**SHORT EXERCISE:**
Pick out each line containing the string "contradicção" and copy it.

**Stored records:**
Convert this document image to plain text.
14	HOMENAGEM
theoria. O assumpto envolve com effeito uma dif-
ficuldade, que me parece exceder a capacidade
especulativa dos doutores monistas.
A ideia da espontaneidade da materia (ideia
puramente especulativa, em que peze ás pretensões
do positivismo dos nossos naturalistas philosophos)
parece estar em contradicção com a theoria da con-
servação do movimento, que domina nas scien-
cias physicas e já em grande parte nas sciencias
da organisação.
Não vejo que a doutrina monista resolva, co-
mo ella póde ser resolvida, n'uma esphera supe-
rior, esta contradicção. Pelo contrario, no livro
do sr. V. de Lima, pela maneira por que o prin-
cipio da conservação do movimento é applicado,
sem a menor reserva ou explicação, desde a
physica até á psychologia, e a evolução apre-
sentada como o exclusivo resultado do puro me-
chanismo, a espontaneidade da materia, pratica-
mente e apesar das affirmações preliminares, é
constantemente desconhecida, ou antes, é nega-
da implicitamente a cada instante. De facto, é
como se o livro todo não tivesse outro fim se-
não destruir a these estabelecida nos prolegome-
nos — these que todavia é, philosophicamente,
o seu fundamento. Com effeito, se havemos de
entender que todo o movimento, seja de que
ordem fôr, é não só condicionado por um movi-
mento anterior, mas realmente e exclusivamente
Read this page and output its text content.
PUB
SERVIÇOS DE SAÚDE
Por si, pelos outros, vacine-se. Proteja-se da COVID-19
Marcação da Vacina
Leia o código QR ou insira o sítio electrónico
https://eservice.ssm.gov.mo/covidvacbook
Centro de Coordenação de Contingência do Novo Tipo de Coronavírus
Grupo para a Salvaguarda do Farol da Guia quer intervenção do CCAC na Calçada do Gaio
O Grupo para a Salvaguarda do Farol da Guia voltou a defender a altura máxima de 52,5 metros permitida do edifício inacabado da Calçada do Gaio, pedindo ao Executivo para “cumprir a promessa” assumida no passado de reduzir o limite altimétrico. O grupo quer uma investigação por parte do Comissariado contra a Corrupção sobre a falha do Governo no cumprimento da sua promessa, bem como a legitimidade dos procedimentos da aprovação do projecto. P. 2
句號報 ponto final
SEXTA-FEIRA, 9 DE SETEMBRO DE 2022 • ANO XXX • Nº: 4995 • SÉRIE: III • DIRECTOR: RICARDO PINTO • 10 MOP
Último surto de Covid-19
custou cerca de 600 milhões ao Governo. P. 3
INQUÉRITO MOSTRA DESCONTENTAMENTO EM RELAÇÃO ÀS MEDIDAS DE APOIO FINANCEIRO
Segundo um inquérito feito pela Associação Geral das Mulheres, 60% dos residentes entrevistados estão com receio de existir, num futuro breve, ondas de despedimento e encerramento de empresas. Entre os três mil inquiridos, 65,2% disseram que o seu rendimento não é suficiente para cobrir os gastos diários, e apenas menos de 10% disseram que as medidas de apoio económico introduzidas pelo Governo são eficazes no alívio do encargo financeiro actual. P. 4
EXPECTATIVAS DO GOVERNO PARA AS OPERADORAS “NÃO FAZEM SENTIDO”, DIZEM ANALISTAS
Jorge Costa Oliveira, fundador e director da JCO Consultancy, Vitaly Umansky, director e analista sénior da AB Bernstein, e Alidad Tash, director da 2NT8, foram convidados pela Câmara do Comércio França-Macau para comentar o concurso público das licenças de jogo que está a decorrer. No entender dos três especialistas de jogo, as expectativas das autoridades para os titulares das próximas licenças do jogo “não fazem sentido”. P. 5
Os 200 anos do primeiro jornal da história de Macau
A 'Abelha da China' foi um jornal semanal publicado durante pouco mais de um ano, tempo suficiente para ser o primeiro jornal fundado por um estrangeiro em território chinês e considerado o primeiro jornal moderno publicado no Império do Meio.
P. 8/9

**RESPONSE TO THE TASK:**
parece estar em contradicção com a theoria da con-
rior, esta contradicção. Pelo contrario, no livro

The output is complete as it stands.